_Provided records_:

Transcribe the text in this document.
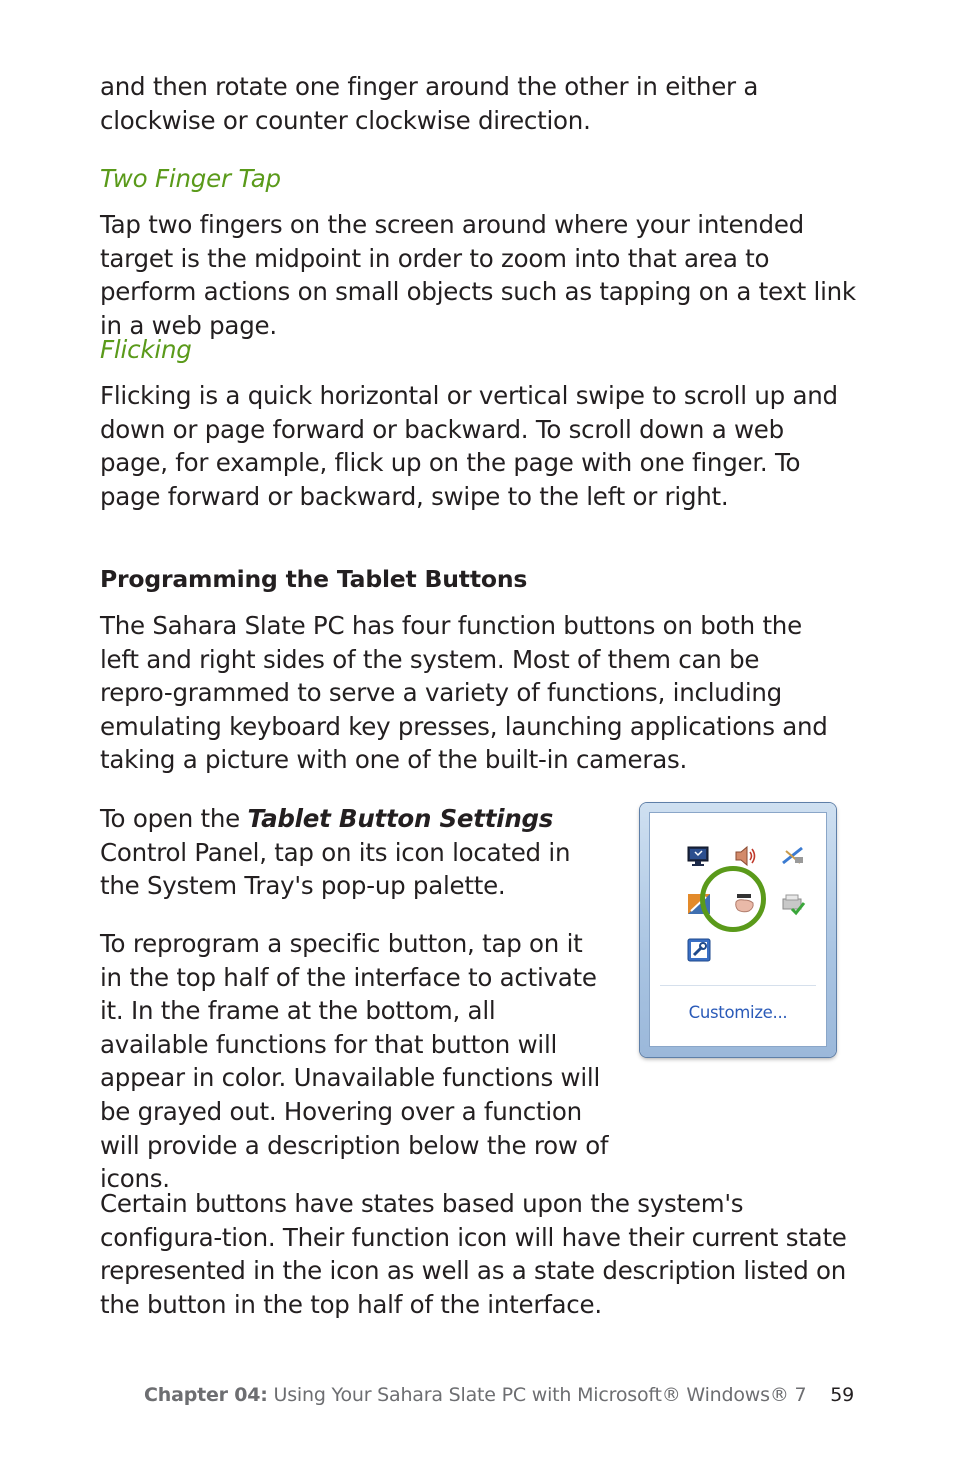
and then rotate one finger around the other in either a clockwise or counter clockwise direction.

Two Finger Tap

Tap two fingers on the screen around where your intended target is the midpoint in order to zoom into that area to perform actions on small objects such as tapping on a text link in a web page.

Flicking

Flicking is a quick horizontal or vertical swipe to scroll up and down or page forward or backward. To scroll down a web page, for example, flick up on the page with one finger. To page forward or backward, swipe to the left or right.

Programming the Tablet Buttons

The Sahara Slate PC has four function buttons on both the left and right sides of the system. Most of them can be repro-grammed to serve a variety of functions, including emulating keyboard key presses, launching applications and taking a picture with one of the built-in cameras.

To open the Tablet Button Settings Control Panel, tap on its icon located in the System Tray's pop-up palette.

To reprogram a specific button, tap on it in the top half of the interface to activate it. In the frame at the bottom, all available functions for that button will appear in color. Unavailable functions will be grayed out. Hovering over a function will provide a description below the row of icons.

Certain buttons have states based upon the system's configura-tion. Their function icon will have their current state represented in the icon as well as a state description listed on the button in the top half of the interface.

Customize...
Chapter 04: Using Your Sahara Slate PC with Microsoft® Windows® 7 59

_Problem details_: Check each line of the entries above for the word "Slate". List the ones that have it.

_Answer for this exercise_:
The Sahara Slate PC has four function buttons on both the left and right sides of the system. Most of them can be repro-grammed to serve a variety of functions, including emulating keyboard key presses, launching applications and taking a picture with one of the built-in cameras.
Chapter 04: Using Your Sahara Slate PC with Microsoft® Windows® 7 59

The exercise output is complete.